Annotated region listings:
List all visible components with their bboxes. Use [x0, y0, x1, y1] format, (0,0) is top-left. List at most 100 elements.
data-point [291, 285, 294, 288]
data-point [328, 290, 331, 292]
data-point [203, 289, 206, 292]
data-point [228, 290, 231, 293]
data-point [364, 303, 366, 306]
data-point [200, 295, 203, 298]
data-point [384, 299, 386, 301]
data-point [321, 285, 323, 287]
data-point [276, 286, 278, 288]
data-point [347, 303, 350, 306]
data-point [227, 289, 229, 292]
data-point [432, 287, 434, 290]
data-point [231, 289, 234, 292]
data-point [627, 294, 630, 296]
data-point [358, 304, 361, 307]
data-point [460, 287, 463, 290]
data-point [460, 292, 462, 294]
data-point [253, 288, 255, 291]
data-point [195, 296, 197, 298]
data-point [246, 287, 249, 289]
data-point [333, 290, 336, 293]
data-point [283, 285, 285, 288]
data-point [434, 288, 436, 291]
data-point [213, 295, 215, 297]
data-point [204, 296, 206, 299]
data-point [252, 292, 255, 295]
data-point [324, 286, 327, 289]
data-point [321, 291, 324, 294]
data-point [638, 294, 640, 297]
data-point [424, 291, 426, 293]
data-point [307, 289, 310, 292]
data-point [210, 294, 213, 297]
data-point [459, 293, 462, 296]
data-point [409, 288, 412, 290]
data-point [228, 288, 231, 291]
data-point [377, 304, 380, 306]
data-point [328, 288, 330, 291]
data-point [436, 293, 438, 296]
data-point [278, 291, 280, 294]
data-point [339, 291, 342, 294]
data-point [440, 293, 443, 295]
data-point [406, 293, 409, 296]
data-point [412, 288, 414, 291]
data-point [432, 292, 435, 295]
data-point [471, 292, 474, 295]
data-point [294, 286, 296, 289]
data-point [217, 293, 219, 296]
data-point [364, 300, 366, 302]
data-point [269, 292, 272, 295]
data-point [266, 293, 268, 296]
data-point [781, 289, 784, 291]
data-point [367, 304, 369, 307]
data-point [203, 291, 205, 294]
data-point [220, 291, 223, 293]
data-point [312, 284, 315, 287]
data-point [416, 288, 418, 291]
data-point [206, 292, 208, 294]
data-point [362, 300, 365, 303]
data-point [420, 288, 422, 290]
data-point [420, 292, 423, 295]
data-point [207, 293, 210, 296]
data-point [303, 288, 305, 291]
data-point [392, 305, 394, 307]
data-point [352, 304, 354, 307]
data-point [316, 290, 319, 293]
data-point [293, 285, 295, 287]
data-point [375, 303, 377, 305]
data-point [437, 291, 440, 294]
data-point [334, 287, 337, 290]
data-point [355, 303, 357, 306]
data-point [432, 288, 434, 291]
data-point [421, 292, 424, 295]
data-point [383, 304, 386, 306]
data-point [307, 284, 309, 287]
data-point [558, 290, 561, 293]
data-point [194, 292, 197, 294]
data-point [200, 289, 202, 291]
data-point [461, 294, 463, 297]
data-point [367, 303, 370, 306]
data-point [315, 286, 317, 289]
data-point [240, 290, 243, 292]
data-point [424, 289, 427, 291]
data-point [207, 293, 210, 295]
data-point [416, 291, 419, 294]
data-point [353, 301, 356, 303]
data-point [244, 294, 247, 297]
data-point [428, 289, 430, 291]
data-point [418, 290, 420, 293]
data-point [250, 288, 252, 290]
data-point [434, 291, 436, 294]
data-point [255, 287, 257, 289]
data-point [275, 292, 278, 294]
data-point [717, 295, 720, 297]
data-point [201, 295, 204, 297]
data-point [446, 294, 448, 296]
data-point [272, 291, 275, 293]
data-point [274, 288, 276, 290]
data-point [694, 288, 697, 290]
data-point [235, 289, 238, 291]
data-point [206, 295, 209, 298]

Given instruction: Format every line of the data above as a Markdown table with a Row column for the row number and a Line column for the text of that line, leaving out any blank lines.

Correct answer:
| Row | Line |
|---|---|
| 1 | List all visible components with their bboxes. Use [x0, y0, x1, y1] format, (0,0) is top-left. List at most 100 elements. |
| 2 | data-point [291, 285, 294, 288] |
| 3 | data-point [328, 290, 331, 292] |
| 4 | data-point [203, 289, 206, 292] |
| 5 | data-point [228, 290, 231, 293] |
| 6 | data-point [364, 303, 366, 306] |
| 7 | data-point [200, 295, 203, 298] |
| 8 | data-point [384, 299, 386, 301] |
| 9 | data-point [321, 285, 323, 287] |
| 10 | data-point [276, 286, 278, 288] |
| 11 | data-point [347, 303, 350, 306] |
| 12 | data-point [227, 289, 229, 292] |
| 13 | data-point [432, 287, 434, 290] |
| 14 | data-point [231, 289, 234, 292] |
| 15 | data-point [627, 294, 630, 296] |
| 16 | data-point [358, 304, 361, 307] |
| 17 | data-point [460, 287, 463, 290] |
| 18 | data-point [460, 292, 462, 294] |
| 19 | data-point [253, 288, 255, 291] |
| 20 | data-point [195, 296, 197, 298] |
| 21 | data-point [246, 287, 249, 289] |
| 22 | data-point [333, 290, 336, 293] |
| 23 | data-point [283, 285, 285, 288] |
| 24 | data-point [434, 288, 436, 291] |
| 25 | data-point [213, 295, 215, 297] |
| 26 | data-point [204, 296, 206, 299] |
| 27 | data-point [252, 292, 255, 295] |
| 28 | data-point [324, 286, 327, 289] |
| 29 | data-point [321, 291, 324, 294] |
| 30 | data-point [638, 294, 640, 297] |
| 31 | data-point [424, 291, 426, 293] |
| 32 | data-point [307, 289, 310, 292] |
| 33 | data-point [210, 294, 213, 297] |
| 34 | data-point [459, 293, 462, 296] |
| 35 | data-point [409, 288, 412, 290] |
| 36 | data-point [228, 288, 231, 291] |
| 37 | data-point [377, 304, 380, 306] |
| 38 | data-point [328, 288, 330, 291] |
| 39 | data-point [436, 293, 438, 296] |
| 40 | data-point [278, 291, 280, 294] |
| 41 | data-point [339, 291, 342, 294] |
| 42 | data-point [440, 293, 443, 295] |
| 43 | data-point [406, 293, 409, 296] |
| 44 | data-point [412, 288, 414, 291] |
| 45 | data-point [432, 292, 435, 295] |
| 46 | data-point [471, 292, 474, 295] |
| 47 | data-point [294, 286, 296, 289] |
| 48 | data-point [217, 293, 219, 296] |
| 49 | data-point [364, 300, 366, 302] |
| 50 | data-point [269, 292, 272, 295] |
| 51 | data-point [266, 293, 268, 296] |
| 52 | data-point [781, 289, 784, 291] |
| 53 | data-point [367, 304, 369, 307] |
| 54 | data-point [203, 291, 205, 294] |
| 55 | data-point [220, 291, 223, 293] |
| 56 | data-point [312, 284, 315, 287] |
| 57 | data-point [416, 288, 418, 291] |
| 58 | data-point [206, 292, 208, 294] |
| 59 | data-point [362, 300, 365, 303] |
| 60 | data-point [420, 288, 422, 290] |
| 61 | data-point [420, 292, 423, 295] |
| 62 | data-point [207, 293, 210, 296] |
| 63 | data-point [303, 288, 305, 291] |
| 64 | data-point [392, 305, 394, 307] |
| 65 | data-point [352, 304, 354, 307] |
| 66 | data-point [316, 290, 319, 293] |
| 67 | data-point [293, 285, 295, 287] |
| 68 | data-point [375, 303, 377, 305] |
| 69 | data-point [437, 291, 440, 294] |
| 70 | data-point [334, 287, 337, 290] |
| 71 | data-point [355, 303, 357, 306] |
| 72 | data-point [432, 288, 434, 291] |
| 73 | data-point [421, 292, 424, 295] |
| 74 | data-point [383, 304, 386, 306] |
| 75 | data-point [307, 284, 309, 287] |
| 76 | data-point [558, 290, 561, 293] |
| 77 | data-point [194, 292, 197, 294] |
| 78 | data-point [200, 289, 202, 291] |
| 79 | data-point [461, 294, 463, 297] |
| 80 | data-point [367, 303, 370, 306] |
| 81 | data-point [315, 286, 317, 289] |
| 82 | data-point [240, 290, 243, 292] |
| 83 | data-point [424, 289, 427, 291] |
| 84 | data-point [207, 293, 210, 295] |
| 85 | data-point [416, 291, 419, 294] |
| 86 | data-point [353, 301, 356, 303] |
| 87 | data-point [244, 294, 247, 297] |
| 88 | data-point [428, 289, 430, 291] |
| 89 | data-point [418, 290, 420, 293] |
| 90 | data-point [250, 288, 252, 290] |
| 91 | data-point [434, 291, 436, 294] |
| 92 | data-point [255, 287, 257, 289] |
| 93 | data-point [275, 292, 278, 294] |
| 94 | data-point [717, 295, 720, 297] |
| 95 | data-point [201, 295, 204, 297] |
| 96 | data-point [446, 294, 448, 296] |
| 97 | data-point [272, 291, 275, 293] |
| 98 | data-point [274, 288, 276, 290] |
| 99 | data-point [694, 288, 697, 290] |
| 100 | data-point [235, 289, 238, 291] |
| 101 | data-point [206, 295, 209, 298] |